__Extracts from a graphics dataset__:
--------
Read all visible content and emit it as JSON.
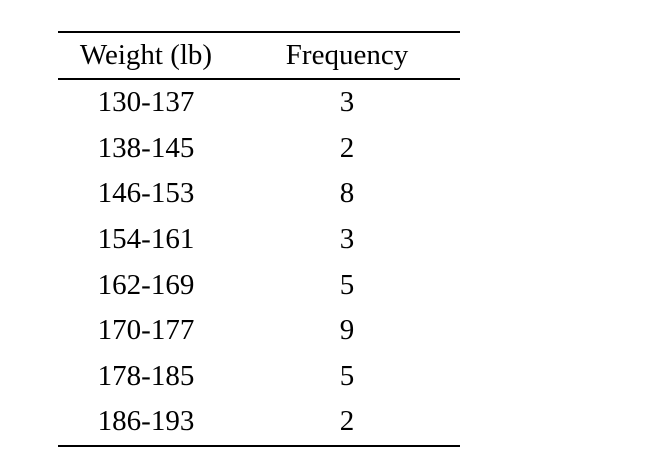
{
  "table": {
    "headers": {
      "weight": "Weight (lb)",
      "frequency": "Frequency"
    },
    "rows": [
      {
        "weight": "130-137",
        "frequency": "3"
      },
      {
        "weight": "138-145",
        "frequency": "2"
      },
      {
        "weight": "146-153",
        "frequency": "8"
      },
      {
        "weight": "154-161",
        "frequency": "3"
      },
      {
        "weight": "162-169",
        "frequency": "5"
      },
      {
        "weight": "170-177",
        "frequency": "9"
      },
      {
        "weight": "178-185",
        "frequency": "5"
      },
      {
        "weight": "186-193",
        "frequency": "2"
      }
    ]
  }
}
--------
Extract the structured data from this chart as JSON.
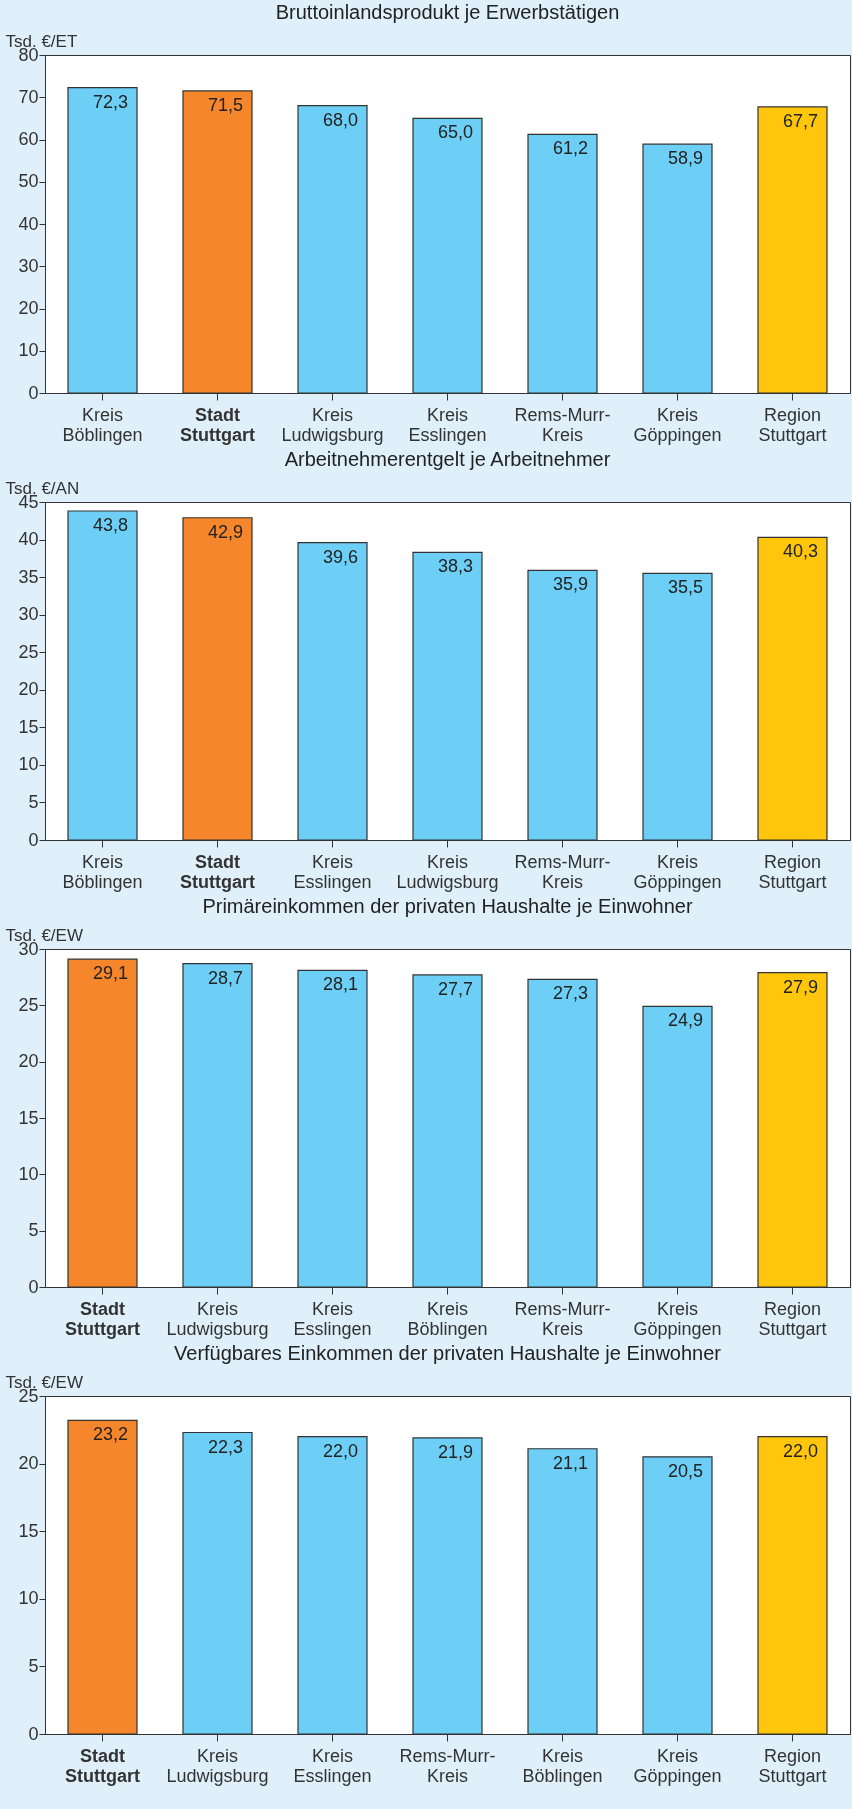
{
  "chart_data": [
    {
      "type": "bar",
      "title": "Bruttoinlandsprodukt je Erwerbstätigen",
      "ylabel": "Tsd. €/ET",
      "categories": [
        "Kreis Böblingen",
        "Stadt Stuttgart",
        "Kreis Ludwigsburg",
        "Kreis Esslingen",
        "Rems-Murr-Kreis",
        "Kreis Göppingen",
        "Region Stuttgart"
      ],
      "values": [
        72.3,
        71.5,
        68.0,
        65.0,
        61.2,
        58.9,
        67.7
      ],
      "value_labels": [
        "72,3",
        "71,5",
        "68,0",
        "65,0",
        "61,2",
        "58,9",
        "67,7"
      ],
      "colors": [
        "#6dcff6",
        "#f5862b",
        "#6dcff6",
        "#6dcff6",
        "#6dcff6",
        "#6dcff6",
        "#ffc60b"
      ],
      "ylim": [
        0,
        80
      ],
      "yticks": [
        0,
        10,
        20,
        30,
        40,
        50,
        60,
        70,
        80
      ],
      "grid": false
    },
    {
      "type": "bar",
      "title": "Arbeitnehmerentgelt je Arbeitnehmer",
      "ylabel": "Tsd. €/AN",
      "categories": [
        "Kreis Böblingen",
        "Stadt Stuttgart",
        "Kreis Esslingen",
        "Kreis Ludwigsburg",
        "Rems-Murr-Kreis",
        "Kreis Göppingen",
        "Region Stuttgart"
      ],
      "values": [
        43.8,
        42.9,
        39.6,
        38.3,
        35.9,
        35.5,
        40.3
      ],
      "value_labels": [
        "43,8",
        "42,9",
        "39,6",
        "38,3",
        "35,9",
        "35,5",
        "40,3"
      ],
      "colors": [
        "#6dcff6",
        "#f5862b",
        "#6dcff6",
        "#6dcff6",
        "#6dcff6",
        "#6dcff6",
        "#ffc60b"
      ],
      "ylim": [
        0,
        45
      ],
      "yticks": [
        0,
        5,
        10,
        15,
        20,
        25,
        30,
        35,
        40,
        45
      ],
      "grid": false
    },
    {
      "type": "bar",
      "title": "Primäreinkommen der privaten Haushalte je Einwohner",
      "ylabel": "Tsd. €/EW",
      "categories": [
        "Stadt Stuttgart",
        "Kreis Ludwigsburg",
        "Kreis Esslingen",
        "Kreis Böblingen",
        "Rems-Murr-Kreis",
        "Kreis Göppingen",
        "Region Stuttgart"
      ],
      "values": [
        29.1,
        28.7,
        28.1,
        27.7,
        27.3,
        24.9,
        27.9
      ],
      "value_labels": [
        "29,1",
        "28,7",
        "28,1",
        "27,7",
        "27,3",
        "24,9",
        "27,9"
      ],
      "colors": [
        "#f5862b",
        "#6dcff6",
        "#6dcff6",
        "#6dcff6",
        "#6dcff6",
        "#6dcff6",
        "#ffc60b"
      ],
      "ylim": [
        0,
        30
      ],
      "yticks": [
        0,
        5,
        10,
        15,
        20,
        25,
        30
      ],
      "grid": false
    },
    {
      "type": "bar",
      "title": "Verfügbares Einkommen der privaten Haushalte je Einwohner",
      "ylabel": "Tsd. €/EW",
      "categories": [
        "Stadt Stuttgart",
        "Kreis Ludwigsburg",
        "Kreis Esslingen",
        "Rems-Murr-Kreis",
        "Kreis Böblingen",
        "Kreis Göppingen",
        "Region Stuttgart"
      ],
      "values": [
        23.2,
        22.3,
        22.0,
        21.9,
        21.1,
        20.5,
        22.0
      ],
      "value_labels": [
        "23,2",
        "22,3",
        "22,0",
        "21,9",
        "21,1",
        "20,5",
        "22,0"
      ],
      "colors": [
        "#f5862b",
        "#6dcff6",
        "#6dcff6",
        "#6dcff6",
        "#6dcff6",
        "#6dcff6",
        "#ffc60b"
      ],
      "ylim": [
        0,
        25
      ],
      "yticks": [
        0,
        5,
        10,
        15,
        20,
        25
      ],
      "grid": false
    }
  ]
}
--------
__GIVEN TASK__:
Check each line above for "title" and return the ones that have it.

__COMPLETE ANSWER__:
      "title": "Bruttoinlandsprodukt je Erwerbstätigen",
      "title": "Arbeitnehmerentgelt je Arbeitnehmer",
      "title": "Primäreinkommen der privaten Haushalte je Einwohner",
      "title": "Verfügbares Einkommen der privaten Haushalte je Einwohner",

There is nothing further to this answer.